* Exercise directions *
Filter the records below and copy every line containing the word "player".

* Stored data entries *
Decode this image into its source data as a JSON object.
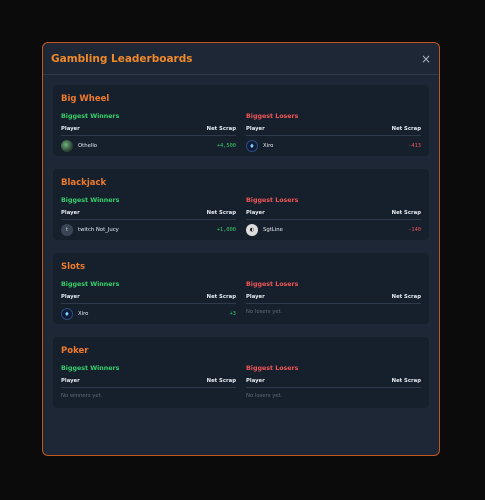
{
  "modal": {
    "title": "Gambling Leaderboards",
    "close": "×"
  },
  "headers": {
    "player": "Player",
    "net": "Net Scrap"
  },
  "labels": {
    "winners": "Biggest Winners",
    "losers": "Biggest Losers"
  },
  "games": [
    {
      "name": "Big Wheel",
      "winners": [
        {
          "player": "Othello",
          "net": "+4,500",
          "avatar": "othello-avatar"
        }
      ],
      "losers": [
        {
          "player": "Xiro",
          "net": "-413",
          "avatar": "xiro-avatar"
        }
      ]
    },
    {
      "name": "Blackjack",
      "winners": [
        {
          "player": "twitch Not_Jucy",
          "net": "+1,000",
          "avatar_text": "t"
        }
      ],
      "losers": [
        {
          "player": "SgtLine",
          "net": "-140",
          "avatar": "sgtline-avatar"
        }
      ]
    },
    {
      "name": "Slots",
      "winners": [
        {
          "player": "Xiro",
          "net": "+3",
          "avatar": "xiro-avatar"
        }
      ],
      "losers_empty": "No losers yet."
    },
    {
      "name": "Poker",
      "winners_empty": "No winners yet.",
      "losers_empty": "No losers yet."
    }
  ],
  "colors": {
    "accent": "#f0892a",
    "winner": "#35d06a",
    "loser": "#f05555"
  }
}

* Finished answer *
    "player": "Player",
          "player": "Othello",
          "player": "Xiro",
          "player": "twitch Not_Jucy",
          "player": "SgtLine",
          "player": "Xiro",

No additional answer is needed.